§ **RAW DATA**:
--------------------

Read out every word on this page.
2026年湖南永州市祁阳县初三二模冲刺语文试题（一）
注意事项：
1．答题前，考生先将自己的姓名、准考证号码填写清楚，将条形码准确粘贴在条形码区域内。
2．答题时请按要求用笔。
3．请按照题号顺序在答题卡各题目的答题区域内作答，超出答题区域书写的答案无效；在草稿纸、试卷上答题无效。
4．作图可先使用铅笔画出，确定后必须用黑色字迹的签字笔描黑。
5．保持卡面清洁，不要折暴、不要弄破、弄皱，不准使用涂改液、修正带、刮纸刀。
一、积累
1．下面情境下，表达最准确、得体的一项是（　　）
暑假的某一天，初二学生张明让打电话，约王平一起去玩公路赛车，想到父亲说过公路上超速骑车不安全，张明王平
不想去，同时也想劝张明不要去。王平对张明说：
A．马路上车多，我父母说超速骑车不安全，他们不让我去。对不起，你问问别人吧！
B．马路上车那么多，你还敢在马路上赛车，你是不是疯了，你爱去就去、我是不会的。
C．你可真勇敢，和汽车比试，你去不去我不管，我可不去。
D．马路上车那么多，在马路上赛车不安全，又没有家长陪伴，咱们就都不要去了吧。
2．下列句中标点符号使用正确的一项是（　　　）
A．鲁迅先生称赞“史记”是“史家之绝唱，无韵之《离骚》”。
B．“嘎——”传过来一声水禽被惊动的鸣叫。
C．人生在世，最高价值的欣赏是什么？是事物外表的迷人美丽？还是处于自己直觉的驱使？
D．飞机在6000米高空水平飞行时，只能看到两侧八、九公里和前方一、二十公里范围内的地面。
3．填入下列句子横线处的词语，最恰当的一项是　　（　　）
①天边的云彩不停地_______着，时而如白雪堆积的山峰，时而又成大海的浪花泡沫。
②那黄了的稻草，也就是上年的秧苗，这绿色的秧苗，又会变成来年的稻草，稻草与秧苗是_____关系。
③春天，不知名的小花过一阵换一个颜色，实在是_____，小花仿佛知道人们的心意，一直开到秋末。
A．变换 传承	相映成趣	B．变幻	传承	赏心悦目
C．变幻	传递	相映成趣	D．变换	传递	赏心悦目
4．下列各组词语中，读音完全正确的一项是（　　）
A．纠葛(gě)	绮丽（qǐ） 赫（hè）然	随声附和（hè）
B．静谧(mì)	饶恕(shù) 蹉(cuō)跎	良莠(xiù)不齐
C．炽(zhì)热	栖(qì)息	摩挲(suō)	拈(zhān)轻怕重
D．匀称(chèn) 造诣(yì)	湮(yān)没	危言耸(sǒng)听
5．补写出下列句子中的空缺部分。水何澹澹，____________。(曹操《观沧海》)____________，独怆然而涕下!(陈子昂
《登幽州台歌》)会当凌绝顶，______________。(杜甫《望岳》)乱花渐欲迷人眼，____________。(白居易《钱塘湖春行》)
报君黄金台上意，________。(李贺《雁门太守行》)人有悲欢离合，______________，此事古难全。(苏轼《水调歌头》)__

--------------------

§ **PROBLEM STATEMENT**:
Please output the complete data exactly.

§ **EXERCISE OUTPUT**:
Read out every word on this page.
2026年湖南永州市祁阳县初三二模冲刺语文试题（一）
注意事项：
1．答题前，考生先将自己的姓名、准考证号码填写清楚，将条形码准确粘贴在条形码区域内。
2．答题时请按要求用笔。
3．请按照题号顺序在答题卡各题目的答题区域内作答，超出答题区域书写的答案无效；在草稿纸、试卷上答题无效。
4．作图可先使用铅笔画出，确定后必须用黑色字迹的签字笔描黑。
5．保持卡面清洁，不要折暴、不要弄破、弄皱，不准使用涂改液、修正带、刮纸刀。
一、积累
1．下面情境下，表达最准确、得体的一项是（　　）
暑假的某一天，初二学生张明让打电话，约王平一起去玩公路赛车，想到父亲说过公路上超速骑车不安全，张明王平
不想去，同时也想劝张明不要去。王平对张明说：
A．马路上车多，我父母说超速骑车不安全，他们不让我去。对不起，你问问别人吧！
B．马路上车那么多，你还敢在马路上赛车，你是不是疯了，你爱去就去、我是不会的。
C．你可真勇敢，和汽车比试，你去不去我不管，我可不去。
D．马路上车那么多，在马路上赛车不安全，又没有家长陪伴，咱们就都不要去了吧。
2．下列句中标点符号使用正确的一项是（　　　）
A．鲁迅先生称赞“史记”是“史家之绝唱，无韵之《离骚》”。
B．“嘎——”传过来一声水禽被惊动的鸣叫。
C．人生在世，最高价值的欣赏是什么？是事物外表的迷人美丽？还是处于自己直觉的驱使？
D．飞机在6000米高空水平飞行时，只能看到两侧八、九公里和前方一、二十公里范围内的地面。
3．填入下列句子横线处的词语，最恰当的一项是　　（　　）
①天边的云彩不停地_______着，时而如白雪堆积的山峰，时而又成大海的浪花泡沫。
②那黄了的稻草，也就是上年的秧苗，这绿色的秧苗，又会变成来年的稻草，稻草与秧苗是_____关系。
③春天，不知名的小花过一阵换一个颜色，实在是_____，小花仿佛知道人们的心意，一直开到秋末。
A．变换 传承	相映成趣	B．变幻	传承	赏心悦目
C．变幻	传递	相映成趣	D．变换	传递	赏心悦目
4．下列各组词语中，读音完全正确的一项是（　　）
A．纠葛(gě)	绮丽（qǐ） 赫（hè）然	随声附和（hè）
B．静谧(mì)	饶恕(shù) 蹉(cuō)跎	良莠(xiù)不齐
C．炽(zhì)热	栖(qì)息	摩挲(suō)	拈(zhān)轻怕重
D．匀称(chèn) 造诣(yì)	湮(yān)没	危言耸(sǒng)听
5．补写出下列句子中的空缺部分。水何澹澹，____________。(曹操《观沧海》)____________，独怆然而涕下!(陈子昂
《登幽州台歌》)会当凌绝顶，______________。(杜甫《望岳》)乱花渐欲迷人眼，____________。(白居易《钱塘湖春行》)
报君黄金台上意，________。(李贺《雁门太守行》)人有悲欢离合，______________，此事古难全。(苏轼《水调歌头》)__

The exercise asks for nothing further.